**Short exercise:** Report only the number of lines in the records that contain the word "segment".

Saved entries
┄┄┄┄┄┄┄┄┄┄

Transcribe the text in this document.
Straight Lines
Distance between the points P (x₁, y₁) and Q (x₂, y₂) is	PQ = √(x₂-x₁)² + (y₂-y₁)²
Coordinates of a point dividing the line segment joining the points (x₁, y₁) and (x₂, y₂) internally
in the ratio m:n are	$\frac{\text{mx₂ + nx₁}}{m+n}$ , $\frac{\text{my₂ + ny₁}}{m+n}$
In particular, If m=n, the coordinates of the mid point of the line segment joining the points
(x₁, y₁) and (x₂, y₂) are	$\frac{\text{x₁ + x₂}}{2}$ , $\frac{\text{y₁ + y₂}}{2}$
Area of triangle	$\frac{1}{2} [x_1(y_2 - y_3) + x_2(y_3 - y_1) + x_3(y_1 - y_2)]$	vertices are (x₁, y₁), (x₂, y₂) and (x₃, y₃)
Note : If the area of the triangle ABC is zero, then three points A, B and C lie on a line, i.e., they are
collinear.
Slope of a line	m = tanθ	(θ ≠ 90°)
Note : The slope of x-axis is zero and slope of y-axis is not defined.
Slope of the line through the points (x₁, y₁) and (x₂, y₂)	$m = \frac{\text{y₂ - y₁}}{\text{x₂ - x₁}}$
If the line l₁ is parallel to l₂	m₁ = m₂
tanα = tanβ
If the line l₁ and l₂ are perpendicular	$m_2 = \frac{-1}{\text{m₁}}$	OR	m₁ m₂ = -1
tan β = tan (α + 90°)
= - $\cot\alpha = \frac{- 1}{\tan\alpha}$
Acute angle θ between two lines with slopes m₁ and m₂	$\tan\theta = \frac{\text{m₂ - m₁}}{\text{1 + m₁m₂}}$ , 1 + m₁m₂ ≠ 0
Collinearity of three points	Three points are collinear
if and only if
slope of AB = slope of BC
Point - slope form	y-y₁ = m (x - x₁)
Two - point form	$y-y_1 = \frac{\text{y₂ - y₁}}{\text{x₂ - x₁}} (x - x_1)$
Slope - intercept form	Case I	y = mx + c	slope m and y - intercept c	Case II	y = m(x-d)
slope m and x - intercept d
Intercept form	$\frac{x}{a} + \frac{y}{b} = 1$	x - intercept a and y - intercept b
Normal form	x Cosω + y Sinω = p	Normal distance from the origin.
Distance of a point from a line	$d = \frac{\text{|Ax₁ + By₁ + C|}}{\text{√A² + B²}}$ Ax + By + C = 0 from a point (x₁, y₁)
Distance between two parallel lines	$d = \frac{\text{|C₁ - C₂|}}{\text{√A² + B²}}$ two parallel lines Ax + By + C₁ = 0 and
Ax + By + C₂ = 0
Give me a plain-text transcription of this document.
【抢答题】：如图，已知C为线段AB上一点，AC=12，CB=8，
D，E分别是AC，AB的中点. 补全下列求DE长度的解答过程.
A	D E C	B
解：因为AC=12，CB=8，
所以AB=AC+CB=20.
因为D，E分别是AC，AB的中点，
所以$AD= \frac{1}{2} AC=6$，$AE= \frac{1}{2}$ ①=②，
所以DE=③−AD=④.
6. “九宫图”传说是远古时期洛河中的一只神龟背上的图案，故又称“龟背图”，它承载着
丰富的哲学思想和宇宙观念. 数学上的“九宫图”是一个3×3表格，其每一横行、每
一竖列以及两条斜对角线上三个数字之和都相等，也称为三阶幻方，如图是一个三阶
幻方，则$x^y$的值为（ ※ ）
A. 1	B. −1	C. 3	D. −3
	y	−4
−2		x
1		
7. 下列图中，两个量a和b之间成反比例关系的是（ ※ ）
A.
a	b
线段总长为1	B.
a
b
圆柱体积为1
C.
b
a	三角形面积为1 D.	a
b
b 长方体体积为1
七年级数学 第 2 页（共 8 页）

┄┄┄┄┄┄┄┄┄┄

**Complete response:** 2